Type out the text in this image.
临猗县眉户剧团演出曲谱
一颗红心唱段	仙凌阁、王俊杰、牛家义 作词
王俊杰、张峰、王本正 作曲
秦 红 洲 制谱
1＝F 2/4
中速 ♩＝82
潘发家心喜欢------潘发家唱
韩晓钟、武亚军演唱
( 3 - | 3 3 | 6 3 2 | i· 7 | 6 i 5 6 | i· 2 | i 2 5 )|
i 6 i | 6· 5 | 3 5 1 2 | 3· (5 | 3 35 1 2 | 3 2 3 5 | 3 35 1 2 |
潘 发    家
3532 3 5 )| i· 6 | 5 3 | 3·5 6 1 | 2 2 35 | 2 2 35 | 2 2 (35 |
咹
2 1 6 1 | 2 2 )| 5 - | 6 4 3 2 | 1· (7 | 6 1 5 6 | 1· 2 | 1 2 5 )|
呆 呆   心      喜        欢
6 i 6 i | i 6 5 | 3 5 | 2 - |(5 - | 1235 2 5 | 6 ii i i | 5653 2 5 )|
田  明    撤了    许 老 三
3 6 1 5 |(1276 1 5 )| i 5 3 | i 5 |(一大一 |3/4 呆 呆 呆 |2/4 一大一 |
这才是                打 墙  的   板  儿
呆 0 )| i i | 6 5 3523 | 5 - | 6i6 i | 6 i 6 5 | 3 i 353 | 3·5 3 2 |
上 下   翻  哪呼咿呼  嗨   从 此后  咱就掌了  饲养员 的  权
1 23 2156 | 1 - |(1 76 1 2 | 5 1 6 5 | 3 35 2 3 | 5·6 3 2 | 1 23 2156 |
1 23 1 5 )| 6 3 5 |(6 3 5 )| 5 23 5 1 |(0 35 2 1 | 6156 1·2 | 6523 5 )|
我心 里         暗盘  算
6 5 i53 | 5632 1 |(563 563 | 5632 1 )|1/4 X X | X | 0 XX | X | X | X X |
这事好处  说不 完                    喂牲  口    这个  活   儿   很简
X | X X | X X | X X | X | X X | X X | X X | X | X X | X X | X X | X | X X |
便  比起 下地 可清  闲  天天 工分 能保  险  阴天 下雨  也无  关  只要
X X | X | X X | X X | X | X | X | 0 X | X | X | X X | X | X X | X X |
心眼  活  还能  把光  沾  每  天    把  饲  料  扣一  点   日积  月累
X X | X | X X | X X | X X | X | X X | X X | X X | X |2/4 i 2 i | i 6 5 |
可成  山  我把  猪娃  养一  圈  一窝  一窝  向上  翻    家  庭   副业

•••

> [Given problem] Repeat all the records. Match each line exactly.

> [Response below]
Type out the text in this image.
临猗县眉户剧团演出曲谱
一颗红心唱段	仙凌阁、王俊杰、牛家义 作词
王俊杰、张峰、王本正 作曲
秦 红 洲 制谱
1＝F 2/4
中速 ♩＝82
潘发家心喜欢------潘发家唱
韩晓钟、武亚军演唱
( 3 - | 3 3 | 6 3 2 | i· 7 | 6 i 5 6 | i· 2 | i 2 5 )|
i 6 i | 6· 5 | 3 5 1 2 | 3· (5 | 3 35 1 2 | 3 2 3 5 | 3 35 1 2 |
潘 发    家
3532 3 5 )| i· 6 | 5 3 | 3·5 6 1 | 2 2 35 | 2 2 35 | 2 2 (35 |
咹
2 1 6 1 | 2 2 )| 5 - | 6 4 3 2 | 1· (7 | 6 1 5 6 | 1· 2 | 1 2 5 )|
呆 呆   心      喜        欢
6 i 6 i | i 6 5 | 3 5 | 2 - |(5 - | 1235 2 5 | 6 ii i i | 5653 2 5 )|
田  明    撤了    许 老 三
3 6 1 5 |(1276 1 5 )| i 5 3 | i 5 |(一大一 |3/4 呆 呆 呆 |2/4 一大一 |
这才是                打 墙  的   板  儿
呆 0 )| i i | 6 5 3523 | 5 - | 6i6 i | 6 i 6 5 | 3 i 353 | 3·5 3 2 |
上 下   翻  哪呼咿呼  嗨   从 此后  咱就掌了  饲养员 的  权
1 23 2156 | 1 - |(1 76 1 2 | 5 1 6 5 | 3 35 2 3 | 5·6 3 2 | 1 23 2156 |
1 23 1 5 )| 6 3 5 |(6 3 5 )| 5 23 5 1 |(0 35 2 1 | 6156 1·2 | 6523 5 )|
我心 里         暗盘  算
6 5 i53 | 5632 1 |(563 563 | 5632 1 )|1/4 X X | X | 0 XX | X | X | X X |
这事好处  说不 完                    喂牲  口    这个  活   儿   很简
X | X X | X X | X X | X | X X | X X | X X | X | X X | X X | X X | X | X X |
便  比起 下地 可清  闲  天天 工分 能保  险  阴天 下雨  也无  关  只要
X X | X | X X | X X | X | X | X | 0 X | X | X | X X | X | X X | X X |
心眼  活  还能  把光  沾  每  天    把  饲  料  扣一  点   日积  月累
X X | X | X X | X X | X X | X | X X | X X | X X | X |2/4 i 2 i | i 6 5 |
可成  山  我把  猪娃  养一  圈  一窝  一窝  向上  翻    家  庭   副业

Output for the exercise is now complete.